[BEGIN Material for the task]
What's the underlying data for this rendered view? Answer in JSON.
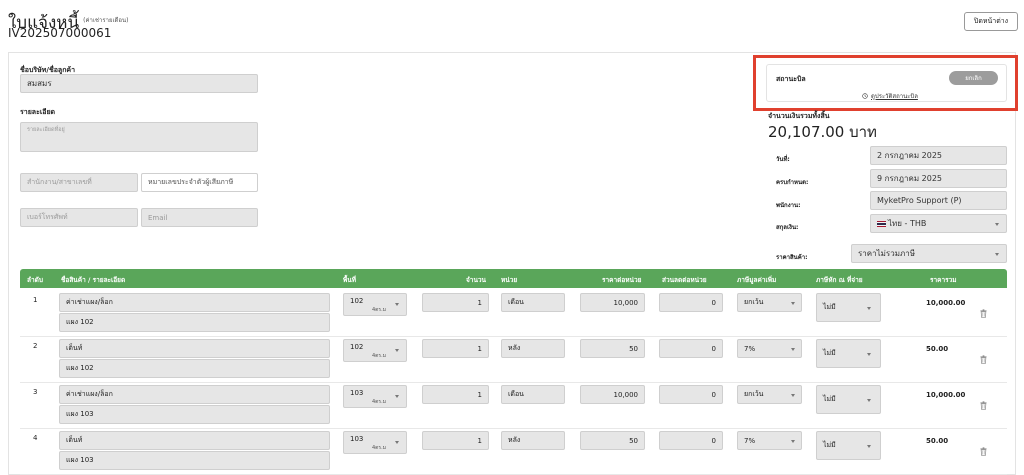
{
  "header": {
    "title": "ใบแจ้งหนี้",
    "title_note": "(ค่าเช่ารายเดือน)",
    "doc_no": "IV202507000061",
    "close_label": "ปิดหน้าต่าง"
  },
  "customer": {
    "company_label": "ชื่อบริษัท/ชื่อลูกค้า",
    "company_value": "สมสมร",
    "detail_label": "รายละเอียด",
    "detail_placeholder": "รายละเอียดที่อยู่",
    "branch_placeholder": "สำนักงาน/สาขาเลขที่",
    "tax_placeholder": "หมายเลขประจำตัวผู้เสียภาษี",
    "phone_placeholder": "เบอร์โทรศัพท์",
    "email_placeholder": "Email"
  },
  "status": {
    "label": "สถานะบิล",
    "badge": "ยกเลิก",
    "history_link": "ดูประวัติสถานะบิล"
  },
  "summary": {
    "total_label": "จำนวนเงินรวมทั้งสิ้น",
    "total_value": "20,107.00 บาท",
    "date_label": "วันที่:",
    "date_value": "2 กรกฎาคม 2025",
    "due_label": "ครบกำหนด:",
    "due_value": "9 กรกฎาคม 2025",
    "staff_label": "พนักงาน:",
    "staff_value": "MyketPro Support (P)",
    "currency_label": "สกุลเงิน:",
    "currency_value": "ไทย - THB",
    "price_type_label": "ราคาสินค้า:",
    "price_type_value": "ราคาไม่รวมภาษี"
  },
  "table": {
    "headers": {
      "no": "ลำดับ",
      "item": "ชื่อสินค้า / รายละเอียด",
      "area": "พื้นที่",
      "qty": "จำนวน",
      "unit": "หน่วย",
      "price": "ราคาต่อหน่วย",
      "discount": "ส่วนลดต่อหน่วย",
      "vat": "ภาษีมูลค่าเพิ่ม",
      "wht": "ภาษีหัก ณ ที่จ่าย",
      "total": "ราคารวม"
    },
    "rows": [
      {
        "no": "1",
        "name": "ค่าเช่าแผง/ล็อก",
        "detail": "แผง 102",
        "area": "102",
        "area_sub": "4ตร.ม",
        "qty": "1",
        "unit": "เดือน",
        "price": "10,000",
        "discount": "0",
        "vat": "ยกเว้น",
        "wht": "ไม่มี",
        "total": "10,000.00"
      },
      {
        "no": "2",
        "name": "เต็นท์",
        "detail": "แผง 102",
        "area": "102",
        "area_sub": "4ตร.ม",
        "qty": "1",
        "unit": "หลัง",
        "price": "50",
        "discount": "0",
        "vat": "7%",
        "wht": "ไม่มี",
        "total": "50.00"
      },
      {
        "no": "3",
        "name": "ค่าเช่าแผง/ล็อก",
        "detail": "แผง 103",
        "area": "103",
        "area_sub": "4ตร.ม",
        "qty": "1",
        "unit": "เดือน",
        "price": "10,000",
        "discount": "0",
        "vat": "ยกเว้น",
        "wht": "ไม่มี",
        "total": "10,000.00"
      },
      {
        "no": "4",
        "name": "เต็นท์",
        "detail": "แผง 103",
        "area": "103",
        "area_sub": "4ตร.ม",
        "qty": "1",
        "unit": "หลัง",
        "price": "50",
        "discount": "0",
        "vat": "7%",
        "wht": "ไม่มี",
        "total": "50.00"
      }
    ]
  },
  "colors": {
    "table_header": "#5aa65a",
    "highlight_frame": "#e0402e",
    "cancel_badge": "#9c9c9c"
  }
}
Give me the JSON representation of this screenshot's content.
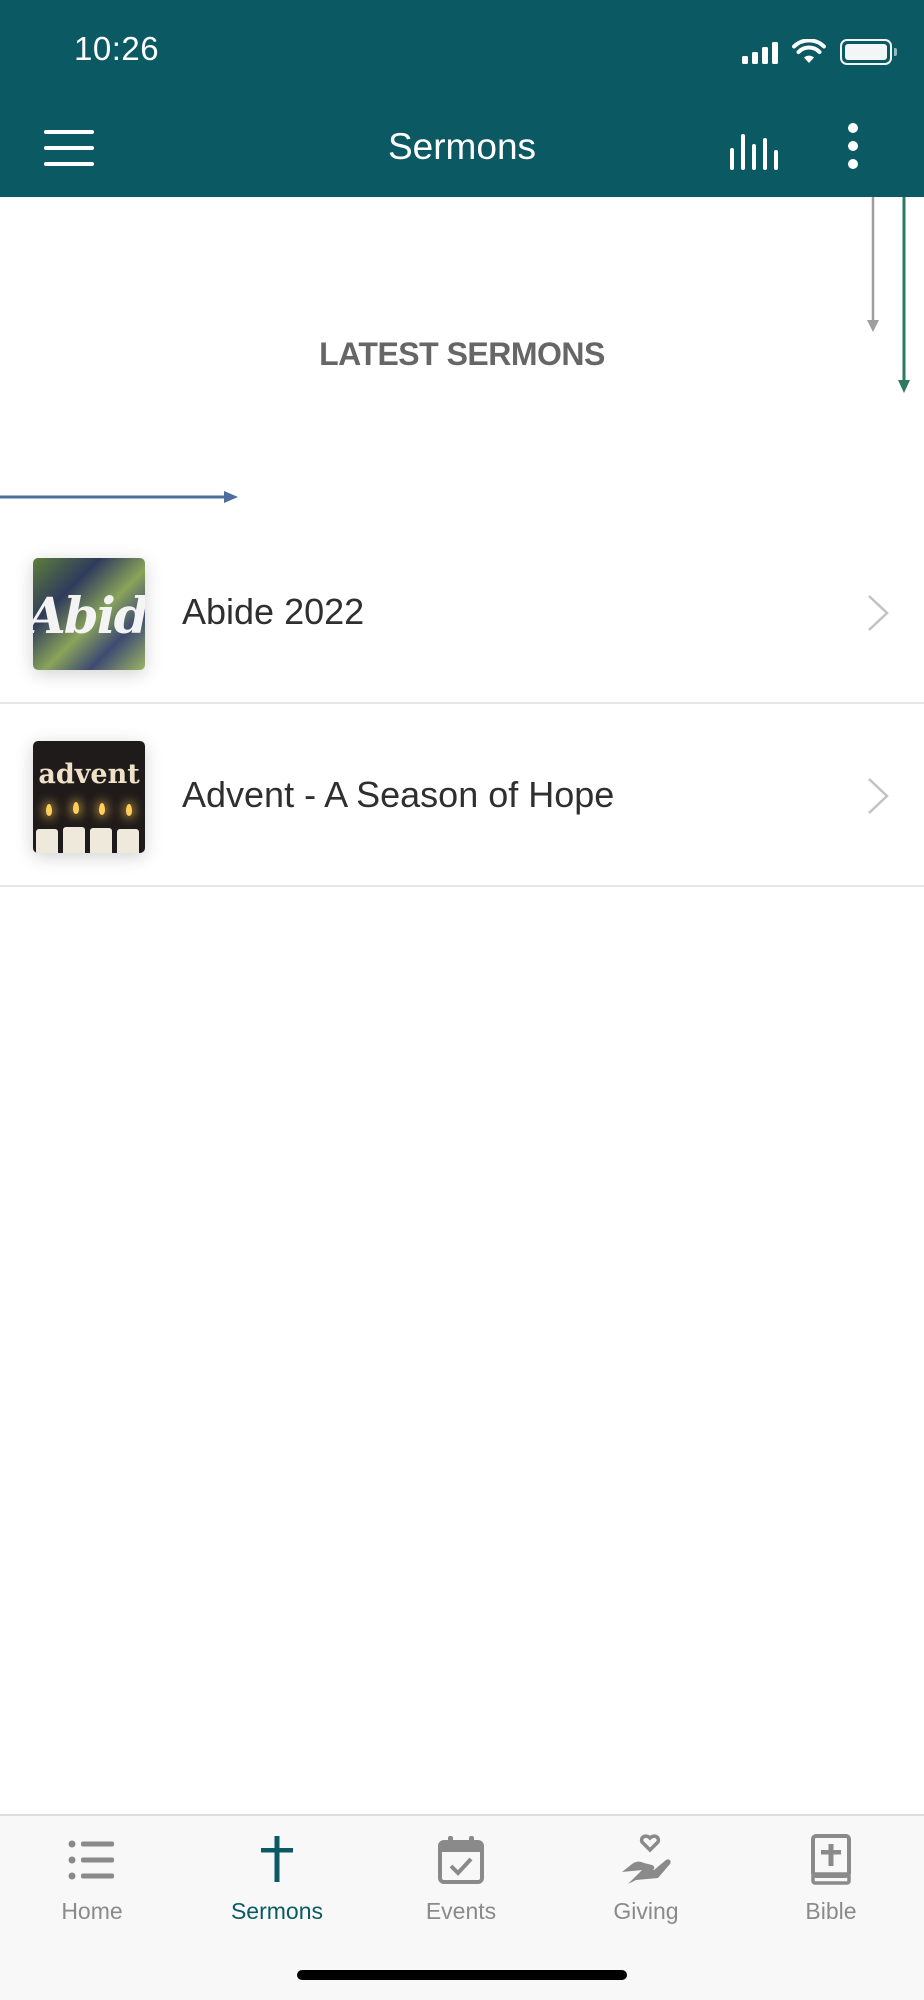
{
  "status_bar": {
    "time": "10:26"
  },
  "header": {
    "title": "Sermons",
    "bg_color": "#0b5963"
  },
  "section": {
    "title": "LATEST SERMONS"
  },
  "sermons": [
    {
      "title": "Abide 2022",
      "thumb_text": "Abide"
    },
    {
      "title": "Advent - A Season of Hope",
      "thumb_text": "advent"
    }
  ],
  "tabs": [
    {
      "label": "Home",
      "icon": "list-icon"
    },
    {
      "label": "Sermons",
      "icon": "cross-icon",
      "active": true
    },
    {
      "label": "Events",
      "icon": "calendar-check-icon"
    },
    {
      "label": "Giving",
      "icon": "giving-hand-icon"
    },
    {
      "label": "Bible",
      "icon": "bible-icon"
    }
  ],
  "colors": {
    "accent": "#0b5963",
    "tab_inactive": "#8a8a8a"
  }
}
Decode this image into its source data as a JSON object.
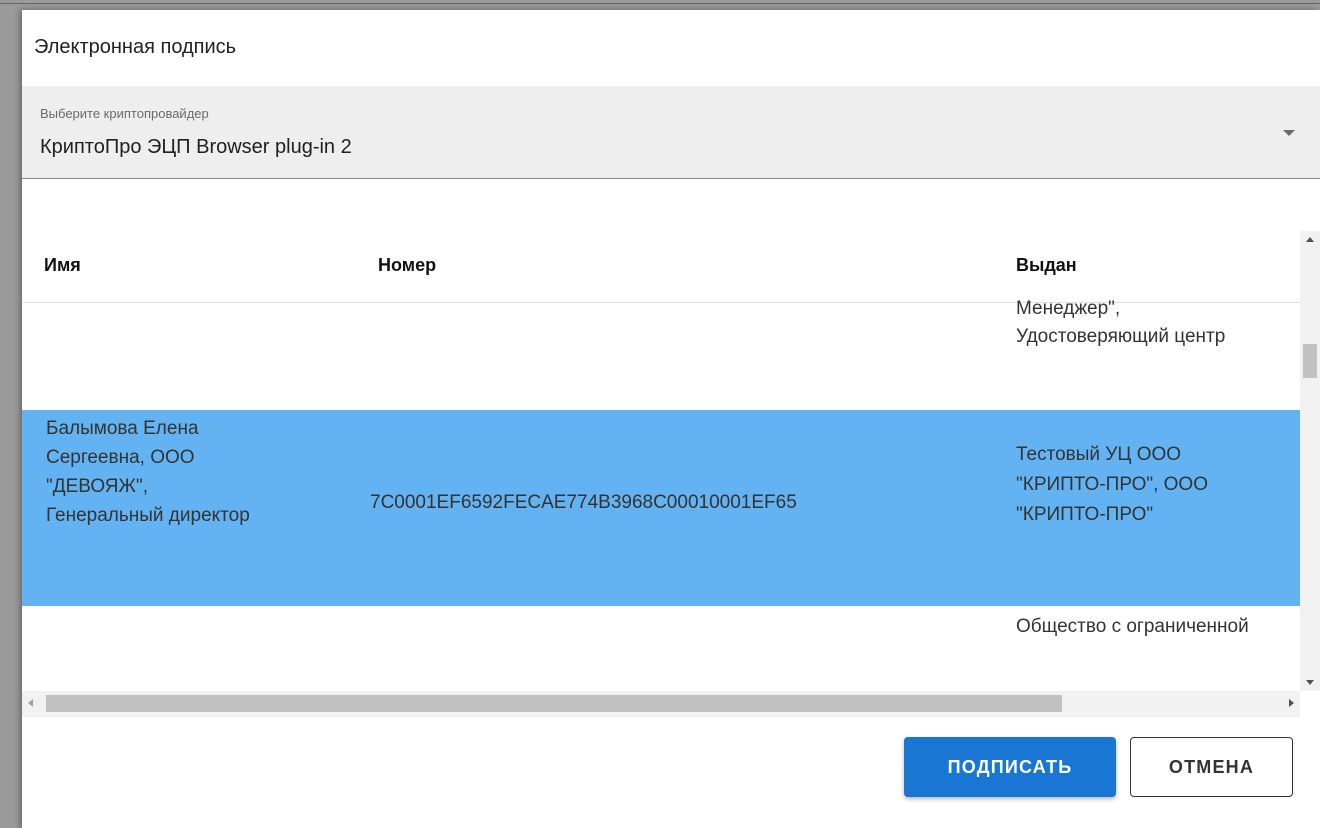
{
  "dialog": {
    "title": "Электронная подпись"
  },
  "provider_select": {
    "label": "Выберите криптопровайдер",
    "value": "КриптоПро ЭЦП Browser plug-in 2"
  },
  "table": {
    "columns": [
      "Имя",
      "Номер",
      "Выдан"
    ],
    "rows": [
      {
        "name": "",
        "number": "",
        "issuer": "Менеджер\", Удостоверяющий центр"
      },
      {
        "name": "Балымова Елена Сергеевна, ООО \"ДЕВОЯЖ\", Генеральный директор",
        "number": "7C0001EF6592FECAE774B3968C00010001EF65",
        "issuer": "Тестовый УЦ ООО \"КРИПТО-ПРО\", ООО \"КРИПТО-ПРО\"",
        "selected": true
      },
      {
        "name": "",
        "number": "",
        "issuer": "Общество с ограниченной"
      }
    ]
  },
  "actions": {
    "sign_label": "ПОДПИСАТЬ",
    "cancel_label": "ОТМЕНА"
  },
  "colors": {
    "primary": "#1976d2",
    "selected_row": "#63b3f2",
    "select_bg": "#eeeeee"
  }
}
[END Material for the task]
Task requirements: Go through the entries and return each line where the word "JSON" appears.

Correct response:
What's the underlying data for this rendered view? Answer in JSON.
Give me the JSON representation of this screenshot's content.
Decode this image into its source data as a JSON object.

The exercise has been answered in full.